→ **INPUT FOR THIS TASK**
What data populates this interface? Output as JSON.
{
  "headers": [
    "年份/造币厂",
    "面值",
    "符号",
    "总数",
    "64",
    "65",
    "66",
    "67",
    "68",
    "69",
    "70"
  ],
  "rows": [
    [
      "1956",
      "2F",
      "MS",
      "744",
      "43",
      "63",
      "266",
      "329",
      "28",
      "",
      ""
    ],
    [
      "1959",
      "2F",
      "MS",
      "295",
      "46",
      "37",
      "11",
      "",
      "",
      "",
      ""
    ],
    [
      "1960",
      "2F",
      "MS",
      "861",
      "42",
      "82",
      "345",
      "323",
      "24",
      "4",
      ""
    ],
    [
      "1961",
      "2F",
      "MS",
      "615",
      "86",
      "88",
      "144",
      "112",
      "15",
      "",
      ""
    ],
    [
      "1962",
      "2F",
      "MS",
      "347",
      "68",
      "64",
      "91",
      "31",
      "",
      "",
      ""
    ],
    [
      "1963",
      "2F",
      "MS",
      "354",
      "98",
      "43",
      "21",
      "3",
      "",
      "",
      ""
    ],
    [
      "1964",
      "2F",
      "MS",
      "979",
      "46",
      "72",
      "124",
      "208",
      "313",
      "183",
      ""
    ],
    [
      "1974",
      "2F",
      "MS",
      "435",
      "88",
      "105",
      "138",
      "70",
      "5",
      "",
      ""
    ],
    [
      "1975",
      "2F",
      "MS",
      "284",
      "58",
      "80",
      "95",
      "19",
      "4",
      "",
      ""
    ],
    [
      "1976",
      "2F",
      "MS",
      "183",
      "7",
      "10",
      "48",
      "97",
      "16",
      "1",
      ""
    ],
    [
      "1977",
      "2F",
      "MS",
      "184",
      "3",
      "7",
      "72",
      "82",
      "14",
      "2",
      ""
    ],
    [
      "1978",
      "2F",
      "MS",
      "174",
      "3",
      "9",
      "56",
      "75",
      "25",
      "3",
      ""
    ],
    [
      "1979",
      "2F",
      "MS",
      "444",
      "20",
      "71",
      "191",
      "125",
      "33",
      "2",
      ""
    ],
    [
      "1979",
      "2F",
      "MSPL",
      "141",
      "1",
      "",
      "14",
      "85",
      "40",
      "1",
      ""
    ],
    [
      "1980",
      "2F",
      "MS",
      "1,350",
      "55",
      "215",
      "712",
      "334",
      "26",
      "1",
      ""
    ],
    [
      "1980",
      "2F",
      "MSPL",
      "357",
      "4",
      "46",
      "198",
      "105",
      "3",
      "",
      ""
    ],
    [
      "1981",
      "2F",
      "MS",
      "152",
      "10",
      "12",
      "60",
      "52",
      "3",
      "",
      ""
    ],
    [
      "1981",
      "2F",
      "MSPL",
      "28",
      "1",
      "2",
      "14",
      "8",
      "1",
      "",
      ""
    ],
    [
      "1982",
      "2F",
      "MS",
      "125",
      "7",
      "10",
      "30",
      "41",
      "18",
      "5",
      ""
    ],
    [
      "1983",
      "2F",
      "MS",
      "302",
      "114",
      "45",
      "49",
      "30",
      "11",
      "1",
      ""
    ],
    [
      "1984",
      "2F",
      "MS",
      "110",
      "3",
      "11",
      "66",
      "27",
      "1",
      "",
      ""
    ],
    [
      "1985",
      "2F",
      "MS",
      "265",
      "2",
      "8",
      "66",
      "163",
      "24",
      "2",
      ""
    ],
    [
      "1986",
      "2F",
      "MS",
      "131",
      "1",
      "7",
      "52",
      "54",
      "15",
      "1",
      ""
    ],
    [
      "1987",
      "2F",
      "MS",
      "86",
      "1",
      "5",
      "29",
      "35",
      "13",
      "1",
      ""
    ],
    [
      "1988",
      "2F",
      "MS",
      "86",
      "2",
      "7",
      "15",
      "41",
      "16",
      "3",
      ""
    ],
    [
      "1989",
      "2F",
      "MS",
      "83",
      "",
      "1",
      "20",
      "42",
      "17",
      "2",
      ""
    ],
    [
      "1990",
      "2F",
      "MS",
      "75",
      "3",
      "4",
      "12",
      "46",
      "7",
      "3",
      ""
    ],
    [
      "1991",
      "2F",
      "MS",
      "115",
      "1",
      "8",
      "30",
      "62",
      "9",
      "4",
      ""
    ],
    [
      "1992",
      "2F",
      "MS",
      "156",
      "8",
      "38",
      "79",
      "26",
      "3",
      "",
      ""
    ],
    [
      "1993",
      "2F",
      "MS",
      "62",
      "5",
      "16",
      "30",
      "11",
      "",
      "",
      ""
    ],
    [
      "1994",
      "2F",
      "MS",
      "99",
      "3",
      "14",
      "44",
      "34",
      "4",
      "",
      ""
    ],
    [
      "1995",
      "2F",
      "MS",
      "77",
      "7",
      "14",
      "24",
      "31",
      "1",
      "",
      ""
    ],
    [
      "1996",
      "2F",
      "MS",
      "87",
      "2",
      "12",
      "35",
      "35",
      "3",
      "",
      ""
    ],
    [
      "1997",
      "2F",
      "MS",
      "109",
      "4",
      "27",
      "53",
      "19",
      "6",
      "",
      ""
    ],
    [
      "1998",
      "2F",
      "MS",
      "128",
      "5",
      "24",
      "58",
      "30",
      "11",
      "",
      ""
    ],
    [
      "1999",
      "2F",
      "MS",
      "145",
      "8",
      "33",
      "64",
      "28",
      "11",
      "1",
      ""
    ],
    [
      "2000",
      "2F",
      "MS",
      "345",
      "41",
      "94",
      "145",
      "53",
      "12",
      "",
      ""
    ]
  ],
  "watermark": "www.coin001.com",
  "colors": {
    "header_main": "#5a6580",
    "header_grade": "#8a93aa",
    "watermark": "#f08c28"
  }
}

→ **TASK DETAILS**
From the entries above, extract each line containing "watermark".

→ **RESPONSE TO THIS TASK**
  "watermark": "www.coin001.com",
    "watermark": "#f08c28"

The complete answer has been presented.